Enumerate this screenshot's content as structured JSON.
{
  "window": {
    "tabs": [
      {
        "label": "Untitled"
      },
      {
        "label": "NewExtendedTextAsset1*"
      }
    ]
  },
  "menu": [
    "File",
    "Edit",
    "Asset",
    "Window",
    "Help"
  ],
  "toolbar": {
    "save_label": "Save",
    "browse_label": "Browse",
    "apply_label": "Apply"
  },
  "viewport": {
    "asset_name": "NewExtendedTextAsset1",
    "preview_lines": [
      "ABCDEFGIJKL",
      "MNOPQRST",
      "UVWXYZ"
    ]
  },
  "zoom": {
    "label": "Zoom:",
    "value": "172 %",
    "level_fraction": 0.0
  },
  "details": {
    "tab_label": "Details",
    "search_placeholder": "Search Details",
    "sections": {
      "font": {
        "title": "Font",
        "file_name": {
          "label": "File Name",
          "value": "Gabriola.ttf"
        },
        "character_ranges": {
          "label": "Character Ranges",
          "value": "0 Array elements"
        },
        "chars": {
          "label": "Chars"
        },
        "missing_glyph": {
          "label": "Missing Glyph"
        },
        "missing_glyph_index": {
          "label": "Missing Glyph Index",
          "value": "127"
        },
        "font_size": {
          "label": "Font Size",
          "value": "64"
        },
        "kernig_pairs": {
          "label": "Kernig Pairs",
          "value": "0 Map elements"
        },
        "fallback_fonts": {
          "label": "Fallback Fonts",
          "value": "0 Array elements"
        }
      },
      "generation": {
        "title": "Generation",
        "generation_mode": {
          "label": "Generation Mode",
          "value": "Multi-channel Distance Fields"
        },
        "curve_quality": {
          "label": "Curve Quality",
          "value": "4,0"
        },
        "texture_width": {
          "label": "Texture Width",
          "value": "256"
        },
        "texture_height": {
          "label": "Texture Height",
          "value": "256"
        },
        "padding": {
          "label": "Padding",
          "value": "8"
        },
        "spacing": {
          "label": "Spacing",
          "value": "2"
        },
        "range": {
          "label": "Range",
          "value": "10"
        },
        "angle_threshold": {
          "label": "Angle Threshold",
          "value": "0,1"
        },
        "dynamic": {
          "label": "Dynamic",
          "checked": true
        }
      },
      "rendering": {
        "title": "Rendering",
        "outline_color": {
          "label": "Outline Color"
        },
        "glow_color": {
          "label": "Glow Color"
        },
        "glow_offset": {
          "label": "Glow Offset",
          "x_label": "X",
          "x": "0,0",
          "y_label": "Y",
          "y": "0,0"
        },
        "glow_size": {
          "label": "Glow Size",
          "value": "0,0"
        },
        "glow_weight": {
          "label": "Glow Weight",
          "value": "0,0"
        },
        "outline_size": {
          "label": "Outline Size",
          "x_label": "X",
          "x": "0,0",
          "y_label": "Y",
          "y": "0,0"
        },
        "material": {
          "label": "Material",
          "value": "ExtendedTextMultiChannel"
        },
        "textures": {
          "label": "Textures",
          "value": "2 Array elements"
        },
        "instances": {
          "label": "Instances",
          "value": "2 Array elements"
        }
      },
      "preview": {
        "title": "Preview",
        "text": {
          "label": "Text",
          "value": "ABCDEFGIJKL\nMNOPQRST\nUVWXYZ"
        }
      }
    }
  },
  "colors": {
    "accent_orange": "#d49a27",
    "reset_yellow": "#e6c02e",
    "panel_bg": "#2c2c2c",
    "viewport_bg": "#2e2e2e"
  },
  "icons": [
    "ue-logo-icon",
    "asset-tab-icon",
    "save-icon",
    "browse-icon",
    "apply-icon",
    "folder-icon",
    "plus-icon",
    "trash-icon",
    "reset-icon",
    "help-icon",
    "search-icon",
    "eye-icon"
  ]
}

Short exercise: Output every record above exactly as it appears.

The solution:
Enumerate this screenshot's content as structured JSON.
{
  "window": {
    "tabs": [
      {
        "label": "Untitled"
      },
      {
        "label": "NewExtendedTextAsset1*"
      }
    ]
  },
  "menu": [
    "File",
    "Edit",
    "Asset",
    "Window",
    "Help"
  ],
  "toolbar": {
    "save_label": "Save",
    "browse_label": "Browse",
    "apply_label": "Apply"
  },
  "viewport": {
    "asset_name": "NewExtendedTextAsset1",
    "preview_lines": [
      "ABCDEFGIJKL",
      "MNOPQRST",
      "UVWXYZ"
    ]
  },
  "zoom": {
    "label": "Zoom:",
    "value": "172 %",
    "level_fraction": 0.0
  },
  "details": {
    "tab_label": "Details",
    "search_placeholder": "Search Details",
    "sections": {
      "font": {
        "title": "Font",
        "file_name": {
          "label": "File Name",
          "value": "Gabriola.ttf"
        },
        "character_ranges": {
          "label": "Character Ranges",
          "value": "0 Array elements"
        },
        "chars": {
          "label": "Chars"
        },
        "missing_glyph": {
          "label": "Missing Glyph"
        },
        "missing_glyph_index": {
          "label": "Missing Glyph Index",
          "value": "127"
        },
        "font_size": {
          "label": "Font Size",
          "value": "64"
        },
        "kernig_pairs": {
          "label": "Kernig Pairs",
          "value": "0 Map elements"
        },
        "fallback_fonts": {
          "label": "Fallback Fonts",
          "value": "0 Array elements"
        }
      },
      "generation": {
        "title": "Generation",
        "generation_mode": {
          "label": "Generation Mode",
          "value": "Multi-channel Distance Fields"
        },
        "curve_quality": {
          "label": "Curve Quality",
          "value": "4,0"
        },
        "texture_width": {
          "label": "Texture Width",
          "value": "256"
        },
        "texture_height": {
          "label": "Texture Height",
          "value": "256"
        },
        "padding": {
          "label": "Padding",
          "value": "8"
        },
        "spacing": {
          "label": "Spacing",
          "value": "2"
        },
        "range": {
          "label": "Range",
          "value": "10"
        },
        "angle_threshold": {
          "label": "Angle Threshold",
          "value": "0,1"
        },
        "dynamic": {
          "label": "Dynamic",
          "checked": true
        }
      },
      "rendering": {
        "title": "Rendering",
        "outline_color": {
          "label": "Outline Color"
        },
        "glow_color": {
          "label": "Glow Color"
        },
        "glow_offset": {
          "label": "Glow Offset",
          "x_label": "X",
          "x": "0,0",
          "y_label": "Y",
          "y": "0,0"
        },
        "glow_size": {
          "label": "Glow Size",
          "value": "0,0"
        },
        "glow_weight": {
          "label": "Glow Weight",
          "value": "0,0"
        },
        "outline_size": {
          "label": "Outline Size",
          "x_label": "X",
          "x": "0,0",
          "y_label": "Y",
          "y": "0,0"
        },
        "material": {
          "label": "Material",
          "value": "ExtendedTextMultiChannel"
        },
        "textures": {
          "label": "Textures",
          "value": "2 Array elements"
        },
        "instances": {
          "label": "Instances",
          "value": "2 Array elements"
        }
      },
      "preview": {
        "title": "Preview",
        "text": {
          "label": "Text",
          "value": "ABCDEFGIJKL\nMNOPQRST\nUVWXYZ"
        }
      }
    }
  },
  "colors": {
    "accent_orange": "#d49a27",
    "reset_yellow": "#e6c02e",
    "panel_bg": "#2c2c2c",
    "viewport_bg": "#2e2e2e"
  },
  "icons": [
    "ue-logo-icon",
    "asset-tab-icon",
    "save-icon",
    "browse-icon",
    "apply-icon",
    "folder-icon",
    "plus-icon",
    "trash-icon",
    "reset-icon",
    "help-icon",
    "search-icon",
    "eye-icon"
  ]
}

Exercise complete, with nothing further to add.